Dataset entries
'''

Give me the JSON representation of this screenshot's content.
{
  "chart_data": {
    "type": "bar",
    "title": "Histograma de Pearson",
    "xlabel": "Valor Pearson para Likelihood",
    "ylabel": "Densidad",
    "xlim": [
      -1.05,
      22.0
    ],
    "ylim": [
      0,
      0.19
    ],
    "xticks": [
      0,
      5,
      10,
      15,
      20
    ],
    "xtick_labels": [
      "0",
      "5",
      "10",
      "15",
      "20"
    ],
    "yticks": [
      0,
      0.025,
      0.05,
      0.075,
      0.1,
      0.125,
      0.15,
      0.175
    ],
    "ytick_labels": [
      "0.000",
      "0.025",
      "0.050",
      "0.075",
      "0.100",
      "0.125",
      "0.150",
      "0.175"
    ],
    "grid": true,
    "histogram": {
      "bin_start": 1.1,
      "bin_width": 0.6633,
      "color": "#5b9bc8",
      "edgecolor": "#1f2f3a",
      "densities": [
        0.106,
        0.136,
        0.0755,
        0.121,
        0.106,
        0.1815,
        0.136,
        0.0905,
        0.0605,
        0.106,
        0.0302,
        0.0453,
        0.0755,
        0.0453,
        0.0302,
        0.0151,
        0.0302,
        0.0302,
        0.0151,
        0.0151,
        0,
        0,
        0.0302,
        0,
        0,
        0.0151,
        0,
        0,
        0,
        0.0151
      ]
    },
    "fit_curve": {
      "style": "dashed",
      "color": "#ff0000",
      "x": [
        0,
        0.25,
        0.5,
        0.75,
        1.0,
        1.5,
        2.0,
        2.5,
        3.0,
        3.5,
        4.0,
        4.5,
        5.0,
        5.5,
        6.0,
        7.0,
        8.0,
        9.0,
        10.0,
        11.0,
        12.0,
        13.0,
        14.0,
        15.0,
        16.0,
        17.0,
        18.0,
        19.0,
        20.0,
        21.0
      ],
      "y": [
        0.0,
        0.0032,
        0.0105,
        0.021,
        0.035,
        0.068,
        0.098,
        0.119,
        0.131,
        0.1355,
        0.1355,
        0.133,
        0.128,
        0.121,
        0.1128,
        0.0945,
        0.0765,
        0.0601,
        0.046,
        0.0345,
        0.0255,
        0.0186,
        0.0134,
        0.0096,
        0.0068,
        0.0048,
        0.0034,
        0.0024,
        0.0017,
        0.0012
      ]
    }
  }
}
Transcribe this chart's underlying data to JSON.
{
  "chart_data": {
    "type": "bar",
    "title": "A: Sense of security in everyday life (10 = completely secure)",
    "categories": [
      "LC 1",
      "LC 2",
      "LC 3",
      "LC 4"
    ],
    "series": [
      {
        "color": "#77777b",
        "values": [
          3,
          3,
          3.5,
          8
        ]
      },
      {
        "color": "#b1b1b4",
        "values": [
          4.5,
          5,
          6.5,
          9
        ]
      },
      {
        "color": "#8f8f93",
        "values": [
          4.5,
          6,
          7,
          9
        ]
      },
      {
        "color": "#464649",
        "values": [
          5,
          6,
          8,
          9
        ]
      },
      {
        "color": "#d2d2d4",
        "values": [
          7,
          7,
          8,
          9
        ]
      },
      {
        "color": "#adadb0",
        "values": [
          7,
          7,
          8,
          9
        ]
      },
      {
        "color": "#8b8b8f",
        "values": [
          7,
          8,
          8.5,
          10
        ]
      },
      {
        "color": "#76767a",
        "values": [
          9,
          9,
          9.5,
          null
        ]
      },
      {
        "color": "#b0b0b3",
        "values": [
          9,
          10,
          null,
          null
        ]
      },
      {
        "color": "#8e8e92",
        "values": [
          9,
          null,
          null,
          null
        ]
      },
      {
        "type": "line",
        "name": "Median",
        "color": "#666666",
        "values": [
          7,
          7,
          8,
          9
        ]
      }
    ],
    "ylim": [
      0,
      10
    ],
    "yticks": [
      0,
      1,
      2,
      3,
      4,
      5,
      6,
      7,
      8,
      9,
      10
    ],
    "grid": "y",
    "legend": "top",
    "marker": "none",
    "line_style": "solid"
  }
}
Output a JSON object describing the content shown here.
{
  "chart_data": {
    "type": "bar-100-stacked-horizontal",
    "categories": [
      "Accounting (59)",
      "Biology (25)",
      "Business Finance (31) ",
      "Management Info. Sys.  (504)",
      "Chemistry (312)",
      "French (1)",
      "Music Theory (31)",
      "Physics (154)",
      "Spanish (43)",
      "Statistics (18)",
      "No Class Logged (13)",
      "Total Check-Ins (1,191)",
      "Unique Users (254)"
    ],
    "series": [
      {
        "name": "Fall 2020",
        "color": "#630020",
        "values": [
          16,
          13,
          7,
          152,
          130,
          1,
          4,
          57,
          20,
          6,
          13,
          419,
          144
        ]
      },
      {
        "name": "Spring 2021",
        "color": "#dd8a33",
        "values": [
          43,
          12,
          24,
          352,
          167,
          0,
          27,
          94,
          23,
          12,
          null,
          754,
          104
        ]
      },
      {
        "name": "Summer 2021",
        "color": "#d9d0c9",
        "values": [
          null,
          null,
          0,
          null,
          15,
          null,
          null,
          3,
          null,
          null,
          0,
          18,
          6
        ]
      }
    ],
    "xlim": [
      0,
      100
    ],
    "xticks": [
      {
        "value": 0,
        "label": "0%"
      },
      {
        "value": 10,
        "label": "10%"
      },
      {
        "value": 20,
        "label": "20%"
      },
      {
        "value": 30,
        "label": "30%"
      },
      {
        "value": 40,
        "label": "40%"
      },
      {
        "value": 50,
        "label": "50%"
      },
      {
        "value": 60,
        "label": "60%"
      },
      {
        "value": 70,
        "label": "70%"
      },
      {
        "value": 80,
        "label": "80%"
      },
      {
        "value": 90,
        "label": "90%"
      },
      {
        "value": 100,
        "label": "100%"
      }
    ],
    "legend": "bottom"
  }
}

'''

— Exercise instructions —
Copy each line of the listing that contains the string "name".

— Response —
        "name": "Median",
        "name": "Fall 2020",
        "name": "Spring 2021",
        "name": "Summer 2021",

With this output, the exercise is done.